## [Given exercise]
Which lines in the material below contain the word "this"? Copy each of them.

(Rows from a dataset)
********
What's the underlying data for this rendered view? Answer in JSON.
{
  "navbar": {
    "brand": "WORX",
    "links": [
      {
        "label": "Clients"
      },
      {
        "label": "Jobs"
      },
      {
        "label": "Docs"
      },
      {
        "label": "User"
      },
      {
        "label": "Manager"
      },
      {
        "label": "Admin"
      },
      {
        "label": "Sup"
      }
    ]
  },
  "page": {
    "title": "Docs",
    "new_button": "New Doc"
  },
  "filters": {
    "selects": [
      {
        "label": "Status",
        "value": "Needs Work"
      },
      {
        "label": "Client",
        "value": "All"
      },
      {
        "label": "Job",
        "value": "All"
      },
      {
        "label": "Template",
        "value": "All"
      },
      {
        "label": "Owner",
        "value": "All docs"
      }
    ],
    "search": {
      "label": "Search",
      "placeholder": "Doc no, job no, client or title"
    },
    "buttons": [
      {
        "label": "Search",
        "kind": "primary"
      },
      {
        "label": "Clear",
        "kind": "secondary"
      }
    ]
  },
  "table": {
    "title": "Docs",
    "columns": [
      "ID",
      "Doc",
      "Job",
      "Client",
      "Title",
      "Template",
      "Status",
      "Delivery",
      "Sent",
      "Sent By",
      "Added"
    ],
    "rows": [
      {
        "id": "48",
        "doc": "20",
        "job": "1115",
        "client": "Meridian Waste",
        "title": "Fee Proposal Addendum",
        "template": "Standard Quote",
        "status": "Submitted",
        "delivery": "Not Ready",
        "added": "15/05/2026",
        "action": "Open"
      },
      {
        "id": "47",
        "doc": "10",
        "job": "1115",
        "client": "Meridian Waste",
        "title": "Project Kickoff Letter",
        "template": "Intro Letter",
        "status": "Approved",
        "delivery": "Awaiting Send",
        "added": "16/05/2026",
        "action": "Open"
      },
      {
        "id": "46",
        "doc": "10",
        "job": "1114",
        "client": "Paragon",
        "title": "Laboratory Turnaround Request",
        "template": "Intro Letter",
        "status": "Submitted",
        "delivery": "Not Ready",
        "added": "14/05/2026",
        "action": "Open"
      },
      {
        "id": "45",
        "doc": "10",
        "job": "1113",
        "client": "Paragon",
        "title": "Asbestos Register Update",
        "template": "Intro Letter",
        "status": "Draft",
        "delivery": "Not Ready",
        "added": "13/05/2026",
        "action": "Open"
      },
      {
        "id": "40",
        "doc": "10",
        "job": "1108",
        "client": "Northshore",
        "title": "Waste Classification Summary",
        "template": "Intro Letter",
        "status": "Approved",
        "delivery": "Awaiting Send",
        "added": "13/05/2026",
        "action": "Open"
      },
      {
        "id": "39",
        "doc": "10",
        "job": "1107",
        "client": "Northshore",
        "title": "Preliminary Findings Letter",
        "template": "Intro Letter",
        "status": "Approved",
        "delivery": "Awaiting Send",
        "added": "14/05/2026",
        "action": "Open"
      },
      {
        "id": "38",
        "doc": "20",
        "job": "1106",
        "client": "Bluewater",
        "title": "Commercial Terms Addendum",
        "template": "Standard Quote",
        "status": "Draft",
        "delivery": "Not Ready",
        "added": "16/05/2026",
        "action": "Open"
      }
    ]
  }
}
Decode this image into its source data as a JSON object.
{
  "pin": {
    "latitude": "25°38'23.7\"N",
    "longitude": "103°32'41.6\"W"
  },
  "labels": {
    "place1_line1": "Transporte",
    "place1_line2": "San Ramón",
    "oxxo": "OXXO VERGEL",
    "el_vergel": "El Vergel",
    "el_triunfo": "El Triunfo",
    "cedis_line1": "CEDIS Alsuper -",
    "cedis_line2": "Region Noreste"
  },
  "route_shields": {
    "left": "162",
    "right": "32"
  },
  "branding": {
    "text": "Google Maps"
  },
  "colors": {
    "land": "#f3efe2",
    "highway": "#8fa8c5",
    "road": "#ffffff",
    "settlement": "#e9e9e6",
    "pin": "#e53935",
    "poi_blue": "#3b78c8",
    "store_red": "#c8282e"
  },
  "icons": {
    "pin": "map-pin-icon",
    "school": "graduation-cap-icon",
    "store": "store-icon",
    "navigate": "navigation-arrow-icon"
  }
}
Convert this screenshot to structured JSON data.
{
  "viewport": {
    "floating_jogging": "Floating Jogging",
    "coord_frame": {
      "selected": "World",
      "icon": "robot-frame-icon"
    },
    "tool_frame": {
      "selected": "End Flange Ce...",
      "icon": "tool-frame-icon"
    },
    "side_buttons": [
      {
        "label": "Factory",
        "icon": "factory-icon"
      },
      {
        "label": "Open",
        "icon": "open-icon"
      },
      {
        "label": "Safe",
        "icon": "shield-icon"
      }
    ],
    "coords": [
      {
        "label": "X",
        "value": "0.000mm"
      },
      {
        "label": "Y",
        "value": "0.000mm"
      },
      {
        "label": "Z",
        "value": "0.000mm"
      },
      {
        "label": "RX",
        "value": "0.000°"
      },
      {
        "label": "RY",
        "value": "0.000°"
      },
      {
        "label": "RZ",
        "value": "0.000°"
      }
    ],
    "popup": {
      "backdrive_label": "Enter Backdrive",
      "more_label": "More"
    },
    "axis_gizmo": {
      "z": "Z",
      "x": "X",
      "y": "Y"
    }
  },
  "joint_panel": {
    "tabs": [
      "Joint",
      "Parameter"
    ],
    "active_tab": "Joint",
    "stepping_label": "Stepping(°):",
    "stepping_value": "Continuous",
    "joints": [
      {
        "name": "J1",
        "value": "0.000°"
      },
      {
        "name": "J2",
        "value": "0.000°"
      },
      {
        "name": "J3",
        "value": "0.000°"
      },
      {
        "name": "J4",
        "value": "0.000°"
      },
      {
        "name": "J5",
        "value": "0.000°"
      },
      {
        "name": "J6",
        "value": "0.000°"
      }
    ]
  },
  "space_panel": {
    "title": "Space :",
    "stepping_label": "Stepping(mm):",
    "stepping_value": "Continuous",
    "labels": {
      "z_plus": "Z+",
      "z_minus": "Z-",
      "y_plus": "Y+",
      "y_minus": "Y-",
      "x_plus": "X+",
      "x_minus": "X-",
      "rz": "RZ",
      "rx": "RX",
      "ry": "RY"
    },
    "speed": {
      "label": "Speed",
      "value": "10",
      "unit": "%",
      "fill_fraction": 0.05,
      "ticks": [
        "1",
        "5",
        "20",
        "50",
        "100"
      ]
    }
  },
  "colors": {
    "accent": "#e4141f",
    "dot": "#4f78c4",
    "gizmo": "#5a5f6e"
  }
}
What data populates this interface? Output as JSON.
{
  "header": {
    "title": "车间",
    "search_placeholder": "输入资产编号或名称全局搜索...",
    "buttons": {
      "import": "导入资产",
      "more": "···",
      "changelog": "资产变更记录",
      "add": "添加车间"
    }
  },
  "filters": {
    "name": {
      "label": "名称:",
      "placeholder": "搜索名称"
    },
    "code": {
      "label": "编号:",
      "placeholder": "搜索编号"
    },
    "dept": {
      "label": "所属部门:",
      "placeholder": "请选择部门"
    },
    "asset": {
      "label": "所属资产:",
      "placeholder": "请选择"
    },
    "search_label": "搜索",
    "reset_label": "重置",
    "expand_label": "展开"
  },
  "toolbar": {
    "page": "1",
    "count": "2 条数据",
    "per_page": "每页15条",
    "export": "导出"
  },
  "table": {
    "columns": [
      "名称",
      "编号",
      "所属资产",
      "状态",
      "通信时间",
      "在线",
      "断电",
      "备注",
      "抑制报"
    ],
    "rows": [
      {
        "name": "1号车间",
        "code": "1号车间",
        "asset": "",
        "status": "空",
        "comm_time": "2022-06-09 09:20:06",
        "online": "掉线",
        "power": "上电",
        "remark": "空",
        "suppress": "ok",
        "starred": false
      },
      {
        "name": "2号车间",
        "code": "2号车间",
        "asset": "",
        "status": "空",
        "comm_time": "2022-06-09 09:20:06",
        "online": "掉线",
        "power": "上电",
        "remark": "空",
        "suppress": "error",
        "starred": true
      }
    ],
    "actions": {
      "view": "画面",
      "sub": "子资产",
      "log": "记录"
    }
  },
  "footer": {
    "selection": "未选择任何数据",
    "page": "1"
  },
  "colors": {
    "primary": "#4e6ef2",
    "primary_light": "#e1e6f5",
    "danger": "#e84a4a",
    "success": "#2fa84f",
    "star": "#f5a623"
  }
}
********
## [Full output]
What's the underlying data for this rendered view? Answer in JSON.
Decode this image into its source data as a JSON object.
Convert this screenshot to structured JSON data.
What data populates this interface? Output as JSON.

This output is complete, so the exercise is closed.